EXERCISE BRIEF:
Transcribe the entries that follow, word for word.

>> Begin SUPPLIED MATERIAL

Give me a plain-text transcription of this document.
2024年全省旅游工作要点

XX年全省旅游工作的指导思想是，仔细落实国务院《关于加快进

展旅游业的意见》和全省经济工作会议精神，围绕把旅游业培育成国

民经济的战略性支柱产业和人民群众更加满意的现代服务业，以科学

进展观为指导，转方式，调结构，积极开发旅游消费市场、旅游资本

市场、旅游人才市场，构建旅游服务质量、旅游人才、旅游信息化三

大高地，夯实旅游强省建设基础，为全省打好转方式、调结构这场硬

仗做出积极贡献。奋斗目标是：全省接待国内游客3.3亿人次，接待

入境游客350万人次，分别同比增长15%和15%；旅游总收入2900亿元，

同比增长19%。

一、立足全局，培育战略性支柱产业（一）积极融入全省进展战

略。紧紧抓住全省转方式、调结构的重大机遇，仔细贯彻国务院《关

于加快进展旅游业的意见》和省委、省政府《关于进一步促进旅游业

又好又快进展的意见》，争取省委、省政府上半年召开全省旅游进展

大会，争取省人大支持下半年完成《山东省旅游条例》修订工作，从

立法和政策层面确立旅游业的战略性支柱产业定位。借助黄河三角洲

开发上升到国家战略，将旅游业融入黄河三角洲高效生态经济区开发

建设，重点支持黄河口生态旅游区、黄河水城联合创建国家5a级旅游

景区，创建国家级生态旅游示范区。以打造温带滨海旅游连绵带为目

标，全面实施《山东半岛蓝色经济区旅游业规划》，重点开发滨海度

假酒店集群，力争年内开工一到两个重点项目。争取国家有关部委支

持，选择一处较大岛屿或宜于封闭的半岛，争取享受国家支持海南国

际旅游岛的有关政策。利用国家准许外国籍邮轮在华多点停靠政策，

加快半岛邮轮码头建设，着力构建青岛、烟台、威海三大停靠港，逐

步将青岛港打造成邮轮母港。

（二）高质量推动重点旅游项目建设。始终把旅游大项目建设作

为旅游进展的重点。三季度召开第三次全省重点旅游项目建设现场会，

>> End SUPPLIED MATERIAL

SOLUTION FOR THIS PROBLEM:
Give me a plain-text transcription of this document.
2024年全省旅游工作要点

XX年全省旅游工作的指导思想是，仔细落实国务院《关于加快进

展旅游业的意见》和全省经济工作会议精神，围绕把旅游业培育成国

民经济的战略性支柱产业和人民群众更加满意的现代服务业，以科学

进展观为指导，转方式，调结构，积极开发旅游消费市场、旅游资本

市场、旅游人才市场，构建旅游服务质量、旅游人才、旅游信息化三

大高地，夯实旅游强省建设基础，为全省打好转方式、调结构这场硬

仗做出积极贡献。奋斗目标是：全省接待国内游客3.3亿人次，接待

入境游客350万人次，分别同比增长15%和15%；旅游总收入2900亿元，

同比增长19%。

一、立足全局，培育战略性支柱产业（一）积极融入全省进展战

略。紧紧抓住全省转方式、调结构的重大机遇，仔细贯彻国务院《关

于加快进展旅游业的意见》和省委、省政府《关于进一步促进旅游业

又好又快进展的意见》，争取省委、省政府上半年召开全省旅游进展

大会，争取省人大支持下半年完成《山东省旅游条例》修订工作，从

立法和政策层面确立旅游业的战略性支柱产业定位。借助黄河三角洲

开发上升到国家战略，将旅游业融入黄河三角洲高效生态经济区开发

建设，重点支持黄河口生态旅游区、黄河水城联合创建国家5a级旅游

景区，创建国家级生态旅游示范区。以打造温带滨海旅游连绵带为目

标，全面实施《山东半岛蓝色经济区旅游业规划》，重点开发滨海度

假酒店集群，力争年内开工一到两个重点项目。争取国家有关部委支

持，选择一处较大岛屿或宜于封闭的半岛，争取享受国家支持海南国

际旅游岛的有关政策。利用国家准许外国籍邮轮在华多点停靠政策，

加快半岛邮轮码头建设，着力构建青岛、烟台、威海三大停靠港，逐

步将青岛港打造成邮轮母港。

（二）高质量推动重点旅游项目建设。始终把旅游大项目建设作

为旅游进展的重点。三季度召开第三次全省重点旅游项目建设现场会，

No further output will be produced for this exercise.